::: Records shown :::

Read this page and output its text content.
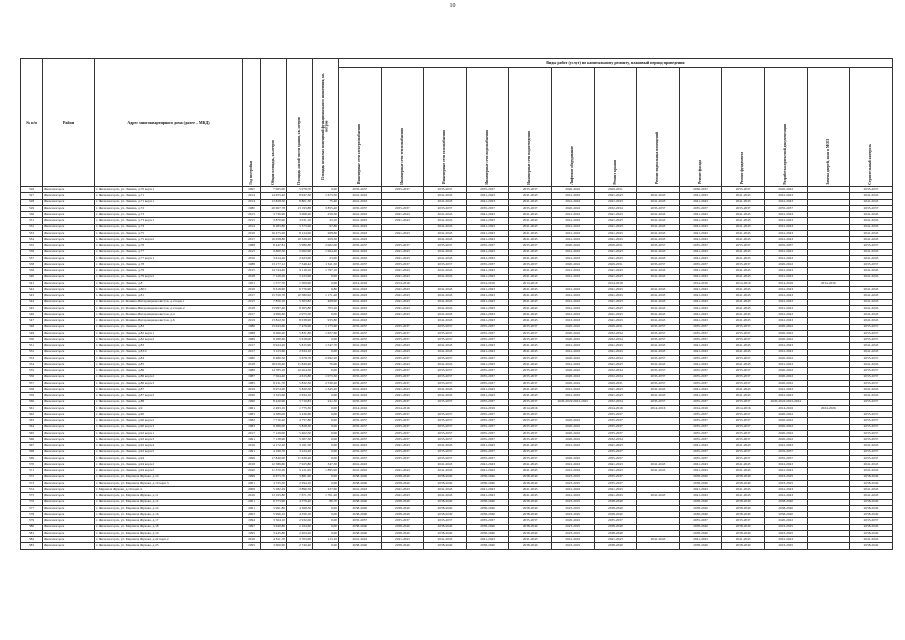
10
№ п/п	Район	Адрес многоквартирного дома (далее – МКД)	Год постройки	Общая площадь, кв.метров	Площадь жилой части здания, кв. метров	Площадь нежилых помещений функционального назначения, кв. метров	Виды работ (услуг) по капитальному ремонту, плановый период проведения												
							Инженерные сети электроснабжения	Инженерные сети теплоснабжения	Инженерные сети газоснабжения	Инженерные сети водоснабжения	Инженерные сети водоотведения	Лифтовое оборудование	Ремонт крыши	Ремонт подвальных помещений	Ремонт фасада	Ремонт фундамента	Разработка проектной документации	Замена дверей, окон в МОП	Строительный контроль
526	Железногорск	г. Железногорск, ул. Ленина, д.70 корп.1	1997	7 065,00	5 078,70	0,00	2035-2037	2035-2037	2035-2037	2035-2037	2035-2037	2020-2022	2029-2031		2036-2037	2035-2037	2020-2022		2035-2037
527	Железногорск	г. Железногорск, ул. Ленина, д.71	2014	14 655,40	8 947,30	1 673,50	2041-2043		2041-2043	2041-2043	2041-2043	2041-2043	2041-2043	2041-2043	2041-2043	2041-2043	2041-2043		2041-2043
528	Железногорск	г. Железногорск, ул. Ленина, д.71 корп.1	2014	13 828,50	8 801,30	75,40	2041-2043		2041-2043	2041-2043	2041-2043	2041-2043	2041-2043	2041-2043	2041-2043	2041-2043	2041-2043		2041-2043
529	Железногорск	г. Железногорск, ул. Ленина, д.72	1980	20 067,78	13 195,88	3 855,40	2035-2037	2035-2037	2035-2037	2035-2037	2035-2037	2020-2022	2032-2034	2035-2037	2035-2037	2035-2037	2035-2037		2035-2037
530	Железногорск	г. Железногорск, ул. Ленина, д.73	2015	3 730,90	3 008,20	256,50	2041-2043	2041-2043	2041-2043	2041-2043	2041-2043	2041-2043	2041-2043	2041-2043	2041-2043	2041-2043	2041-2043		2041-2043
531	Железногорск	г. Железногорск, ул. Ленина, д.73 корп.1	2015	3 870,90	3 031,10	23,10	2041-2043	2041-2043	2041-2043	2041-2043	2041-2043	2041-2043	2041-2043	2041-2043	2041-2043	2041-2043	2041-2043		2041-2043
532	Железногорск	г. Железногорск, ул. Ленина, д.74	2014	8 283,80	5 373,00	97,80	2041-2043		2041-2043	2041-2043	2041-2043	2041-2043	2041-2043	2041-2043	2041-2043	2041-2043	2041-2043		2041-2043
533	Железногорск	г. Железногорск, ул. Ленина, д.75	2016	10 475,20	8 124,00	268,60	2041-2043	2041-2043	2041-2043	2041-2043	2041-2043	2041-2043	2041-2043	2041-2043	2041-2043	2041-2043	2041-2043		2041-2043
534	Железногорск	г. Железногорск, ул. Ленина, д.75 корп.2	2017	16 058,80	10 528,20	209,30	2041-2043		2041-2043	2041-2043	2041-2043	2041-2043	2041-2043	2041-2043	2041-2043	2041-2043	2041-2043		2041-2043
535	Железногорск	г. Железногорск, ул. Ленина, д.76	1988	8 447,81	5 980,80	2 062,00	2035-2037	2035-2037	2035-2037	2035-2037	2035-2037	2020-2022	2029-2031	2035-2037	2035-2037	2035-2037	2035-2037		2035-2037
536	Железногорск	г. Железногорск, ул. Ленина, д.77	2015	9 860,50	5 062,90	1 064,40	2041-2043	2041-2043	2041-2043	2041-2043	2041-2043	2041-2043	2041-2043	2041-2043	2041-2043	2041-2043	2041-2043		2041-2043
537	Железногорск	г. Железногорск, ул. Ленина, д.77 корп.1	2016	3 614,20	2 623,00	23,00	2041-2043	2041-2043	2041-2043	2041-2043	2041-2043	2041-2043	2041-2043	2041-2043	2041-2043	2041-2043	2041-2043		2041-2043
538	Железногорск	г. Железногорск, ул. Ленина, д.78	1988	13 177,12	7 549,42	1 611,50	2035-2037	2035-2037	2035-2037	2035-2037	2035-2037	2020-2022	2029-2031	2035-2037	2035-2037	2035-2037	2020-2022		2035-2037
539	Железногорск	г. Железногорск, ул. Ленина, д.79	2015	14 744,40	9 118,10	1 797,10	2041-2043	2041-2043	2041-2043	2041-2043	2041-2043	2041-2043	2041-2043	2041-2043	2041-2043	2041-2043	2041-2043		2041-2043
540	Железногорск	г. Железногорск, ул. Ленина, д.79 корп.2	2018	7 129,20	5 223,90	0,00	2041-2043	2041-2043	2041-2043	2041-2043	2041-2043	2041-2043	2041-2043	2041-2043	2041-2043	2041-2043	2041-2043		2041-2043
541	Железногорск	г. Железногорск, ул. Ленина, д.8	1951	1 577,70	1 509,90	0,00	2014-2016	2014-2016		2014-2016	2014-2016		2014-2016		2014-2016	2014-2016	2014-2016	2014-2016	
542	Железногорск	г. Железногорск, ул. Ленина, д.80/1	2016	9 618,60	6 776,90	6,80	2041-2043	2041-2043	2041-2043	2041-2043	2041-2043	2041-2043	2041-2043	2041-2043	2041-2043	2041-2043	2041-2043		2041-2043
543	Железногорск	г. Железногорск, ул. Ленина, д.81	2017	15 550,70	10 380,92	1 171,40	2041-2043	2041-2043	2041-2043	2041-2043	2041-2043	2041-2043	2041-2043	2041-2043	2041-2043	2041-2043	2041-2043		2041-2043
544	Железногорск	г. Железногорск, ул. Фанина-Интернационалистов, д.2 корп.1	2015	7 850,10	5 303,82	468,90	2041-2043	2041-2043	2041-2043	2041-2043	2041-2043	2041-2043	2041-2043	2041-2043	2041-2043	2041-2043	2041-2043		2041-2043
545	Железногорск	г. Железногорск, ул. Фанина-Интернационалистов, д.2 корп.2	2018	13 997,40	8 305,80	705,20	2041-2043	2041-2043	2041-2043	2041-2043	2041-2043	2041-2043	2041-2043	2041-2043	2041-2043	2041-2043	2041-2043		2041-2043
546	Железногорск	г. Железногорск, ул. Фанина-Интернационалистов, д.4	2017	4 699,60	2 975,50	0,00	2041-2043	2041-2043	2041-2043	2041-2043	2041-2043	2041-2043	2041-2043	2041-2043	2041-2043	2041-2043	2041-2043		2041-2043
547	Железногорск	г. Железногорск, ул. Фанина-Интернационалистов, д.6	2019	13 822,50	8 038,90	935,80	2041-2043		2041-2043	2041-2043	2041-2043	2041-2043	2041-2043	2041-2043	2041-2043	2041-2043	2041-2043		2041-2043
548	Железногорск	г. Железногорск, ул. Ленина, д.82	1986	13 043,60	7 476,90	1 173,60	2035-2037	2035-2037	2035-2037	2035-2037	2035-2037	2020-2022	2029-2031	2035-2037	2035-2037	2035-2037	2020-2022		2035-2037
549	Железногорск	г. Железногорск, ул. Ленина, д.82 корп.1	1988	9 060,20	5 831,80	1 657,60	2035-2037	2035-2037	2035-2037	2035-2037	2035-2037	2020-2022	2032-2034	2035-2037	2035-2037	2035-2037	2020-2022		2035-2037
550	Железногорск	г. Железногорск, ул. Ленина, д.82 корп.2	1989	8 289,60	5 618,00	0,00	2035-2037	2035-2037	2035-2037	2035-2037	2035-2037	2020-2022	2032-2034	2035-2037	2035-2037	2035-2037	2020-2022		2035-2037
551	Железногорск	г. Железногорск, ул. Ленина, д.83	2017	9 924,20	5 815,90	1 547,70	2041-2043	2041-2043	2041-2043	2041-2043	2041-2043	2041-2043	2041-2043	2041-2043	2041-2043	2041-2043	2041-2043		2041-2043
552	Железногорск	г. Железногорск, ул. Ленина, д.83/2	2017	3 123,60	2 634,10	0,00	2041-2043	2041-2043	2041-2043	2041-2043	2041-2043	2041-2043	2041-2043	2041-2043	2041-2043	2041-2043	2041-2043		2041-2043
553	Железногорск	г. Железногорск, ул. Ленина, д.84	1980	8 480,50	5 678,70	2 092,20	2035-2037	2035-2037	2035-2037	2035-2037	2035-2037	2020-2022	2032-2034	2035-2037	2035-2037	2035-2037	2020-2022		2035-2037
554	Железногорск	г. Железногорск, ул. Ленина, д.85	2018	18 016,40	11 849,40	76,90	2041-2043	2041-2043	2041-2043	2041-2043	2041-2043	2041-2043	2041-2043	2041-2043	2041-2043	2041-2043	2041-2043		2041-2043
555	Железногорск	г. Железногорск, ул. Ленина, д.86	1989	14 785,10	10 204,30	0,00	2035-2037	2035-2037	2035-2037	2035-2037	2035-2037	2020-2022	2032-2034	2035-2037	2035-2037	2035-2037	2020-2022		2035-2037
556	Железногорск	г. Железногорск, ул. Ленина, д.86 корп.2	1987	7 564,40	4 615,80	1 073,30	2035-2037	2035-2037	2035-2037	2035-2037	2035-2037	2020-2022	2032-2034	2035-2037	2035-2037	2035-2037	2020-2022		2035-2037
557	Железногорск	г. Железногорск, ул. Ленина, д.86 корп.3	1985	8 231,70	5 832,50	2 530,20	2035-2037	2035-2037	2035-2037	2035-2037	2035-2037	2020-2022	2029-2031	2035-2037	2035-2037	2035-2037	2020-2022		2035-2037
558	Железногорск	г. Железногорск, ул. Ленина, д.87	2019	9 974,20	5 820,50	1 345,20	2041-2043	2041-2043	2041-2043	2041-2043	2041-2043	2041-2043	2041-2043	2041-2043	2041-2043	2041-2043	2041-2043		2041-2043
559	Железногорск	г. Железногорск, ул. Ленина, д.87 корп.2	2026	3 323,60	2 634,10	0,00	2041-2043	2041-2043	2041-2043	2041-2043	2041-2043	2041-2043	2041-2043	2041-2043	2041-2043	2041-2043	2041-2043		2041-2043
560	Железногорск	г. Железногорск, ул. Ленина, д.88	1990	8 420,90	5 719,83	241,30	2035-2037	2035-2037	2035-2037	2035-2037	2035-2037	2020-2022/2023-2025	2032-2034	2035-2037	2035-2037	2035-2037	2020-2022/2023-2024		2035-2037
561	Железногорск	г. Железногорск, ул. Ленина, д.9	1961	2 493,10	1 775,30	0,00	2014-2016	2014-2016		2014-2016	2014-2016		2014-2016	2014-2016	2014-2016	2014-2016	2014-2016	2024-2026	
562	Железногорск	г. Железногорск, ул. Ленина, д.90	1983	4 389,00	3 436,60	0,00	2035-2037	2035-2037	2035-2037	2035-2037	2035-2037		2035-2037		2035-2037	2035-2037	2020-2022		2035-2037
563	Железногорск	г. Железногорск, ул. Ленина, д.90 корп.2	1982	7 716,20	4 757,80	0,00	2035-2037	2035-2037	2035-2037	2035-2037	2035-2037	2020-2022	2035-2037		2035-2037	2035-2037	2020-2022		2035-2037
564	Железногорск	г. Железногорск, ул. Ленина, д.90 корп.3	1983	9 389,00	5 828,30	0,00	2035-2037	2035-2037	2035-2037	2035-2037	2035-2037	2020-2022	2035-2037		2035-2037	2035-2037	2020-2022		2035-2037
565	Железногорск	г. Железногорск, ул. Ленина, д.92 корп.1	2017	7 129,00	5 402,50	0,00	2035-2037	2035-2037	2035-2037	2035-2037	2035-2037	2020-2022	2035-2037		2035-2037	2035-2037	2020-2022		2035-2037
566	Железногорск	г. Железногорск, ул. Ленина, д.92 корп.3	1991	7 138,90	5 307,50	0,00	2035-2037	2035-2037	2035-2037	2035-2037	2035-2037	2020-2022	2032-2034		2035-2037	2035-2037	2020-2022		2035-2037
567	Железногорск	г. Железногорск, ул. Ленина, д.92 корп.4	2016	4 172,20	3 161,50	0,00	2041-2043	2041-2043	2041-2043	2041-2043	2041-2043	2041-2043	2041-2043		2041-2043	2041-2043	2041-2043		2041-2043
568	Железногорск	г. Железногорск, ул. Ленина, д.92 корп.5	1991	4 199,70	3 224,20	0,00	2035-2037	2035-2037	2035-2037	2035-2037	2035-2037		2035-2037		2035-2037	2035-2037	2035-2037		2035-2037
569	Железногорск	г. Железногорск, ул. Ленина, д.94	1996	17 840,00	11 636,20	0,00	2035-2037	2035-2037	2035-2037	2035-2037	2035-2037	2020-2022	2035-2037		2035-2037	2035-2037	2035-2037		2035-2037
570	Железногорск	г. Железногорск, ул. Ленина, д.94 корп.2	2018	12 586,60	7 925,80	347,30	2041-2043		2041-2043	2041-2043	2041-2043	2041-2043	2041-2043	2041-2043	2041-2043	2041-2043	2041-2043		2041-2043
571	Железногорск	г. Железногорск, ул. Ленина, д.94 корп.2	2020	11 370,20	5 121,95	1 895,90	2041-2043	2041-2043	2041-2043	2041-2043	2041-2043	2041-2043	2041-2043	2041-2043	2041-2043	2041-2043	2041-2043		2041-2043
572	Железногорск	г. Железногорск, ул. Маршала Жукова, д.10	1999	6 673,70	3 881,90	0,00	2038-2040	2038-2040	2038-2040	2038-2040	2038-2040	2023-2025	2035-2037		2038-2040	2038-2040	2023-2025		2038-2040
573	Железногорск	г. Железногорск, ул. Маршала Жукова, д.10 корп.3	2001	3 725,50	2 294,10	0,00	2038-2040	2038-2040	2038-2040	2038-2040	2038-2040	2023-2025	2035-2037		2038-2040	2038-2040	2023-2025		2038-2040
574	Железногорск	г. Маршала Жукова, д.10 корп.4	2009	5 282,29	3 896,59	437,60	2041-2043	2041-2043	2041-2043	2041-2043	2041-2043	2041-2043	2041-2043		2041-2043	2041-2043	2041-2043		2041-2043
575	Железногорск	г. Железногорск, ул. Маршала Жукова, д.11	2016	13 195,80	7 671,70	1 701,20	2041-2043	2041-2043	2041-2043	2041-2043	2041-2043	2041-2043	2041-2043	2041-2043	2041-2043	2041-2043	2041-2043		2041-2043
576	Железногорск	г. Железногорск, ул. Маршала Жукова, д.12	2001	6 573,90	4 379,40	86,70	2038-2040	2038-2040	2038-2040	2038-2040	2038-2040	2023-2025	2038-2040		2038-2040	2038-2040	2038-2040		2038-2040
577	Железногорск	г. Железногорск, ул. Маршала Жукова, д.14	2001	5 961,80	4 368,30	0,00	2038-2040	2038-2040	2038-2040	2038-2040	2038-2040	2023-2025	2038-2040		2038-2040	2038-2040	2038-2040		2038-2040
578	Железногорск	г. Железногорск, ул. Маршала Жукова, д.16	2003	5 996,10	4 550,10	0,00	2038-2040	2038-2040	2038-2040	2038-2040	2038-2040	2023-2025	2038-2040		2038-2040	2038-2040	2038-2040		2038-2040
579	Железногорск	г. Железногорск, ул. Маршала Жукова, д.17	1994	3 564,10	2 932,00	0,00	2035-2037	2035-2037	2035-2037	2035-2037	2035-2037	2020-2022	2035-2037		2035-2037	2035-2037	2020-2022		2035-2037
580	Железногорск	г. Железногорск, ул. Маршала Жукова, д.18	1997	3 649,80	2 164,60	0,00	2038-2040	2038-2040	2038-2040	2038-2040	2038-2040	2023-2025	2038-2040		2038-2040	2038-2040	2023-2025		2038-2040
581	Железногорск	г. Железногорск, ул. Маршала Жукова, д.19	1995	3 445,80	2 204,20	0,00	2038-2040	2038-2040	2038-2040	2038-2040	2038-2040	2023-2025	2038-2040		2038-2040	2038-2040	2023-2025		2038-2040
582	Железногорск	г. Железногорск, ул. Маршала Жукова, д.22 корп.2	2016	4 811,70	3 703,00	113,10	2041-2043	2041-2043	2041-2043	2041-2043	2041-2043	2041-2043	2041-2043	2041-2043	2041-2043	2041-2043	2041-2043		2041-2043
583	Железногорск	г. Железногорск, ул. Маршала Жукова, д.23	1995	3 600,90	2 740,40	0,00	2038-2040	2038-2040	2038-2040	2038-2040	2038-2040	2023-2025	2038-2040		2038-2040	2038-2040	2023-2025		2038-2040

:::
::: Records shown :::

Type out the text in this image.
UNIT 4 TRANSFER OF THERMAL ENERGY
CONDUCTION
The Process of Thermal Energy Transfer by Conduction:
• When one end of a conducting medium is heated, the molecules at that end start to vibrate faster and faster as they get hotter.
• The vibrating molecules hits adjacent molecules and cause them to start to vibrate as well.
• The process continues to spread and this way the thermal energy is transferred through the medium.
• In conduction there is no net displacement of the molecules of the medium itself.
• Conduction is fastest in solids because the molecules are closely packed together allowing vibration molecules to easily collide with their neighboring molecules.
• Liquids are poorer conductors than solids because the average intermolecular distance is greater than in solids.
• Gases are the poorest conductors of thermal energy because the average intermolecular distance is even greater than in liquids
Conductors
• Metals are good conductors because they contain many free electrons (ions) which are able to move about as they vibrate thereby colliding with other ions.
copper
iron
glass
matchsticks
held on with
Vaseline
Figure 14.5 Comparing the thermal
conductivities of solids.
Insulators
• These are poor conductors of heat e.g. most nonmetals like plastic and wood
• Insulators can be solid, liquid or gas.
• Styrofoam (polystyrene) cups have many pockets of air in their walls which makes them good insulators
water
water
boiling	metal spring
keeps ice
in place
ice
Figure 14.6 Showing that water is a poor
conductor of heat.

:::

» Problem details:
Using the records above, pull out each line where the word "than" occurs.

» Output for this task:
• Liquids are poorer conductors than solids because the average intermolecular distance is greater than in solids.
• Gases are the poorest conductors of thermal energy because the average intermolecular distance is even greater than in liquids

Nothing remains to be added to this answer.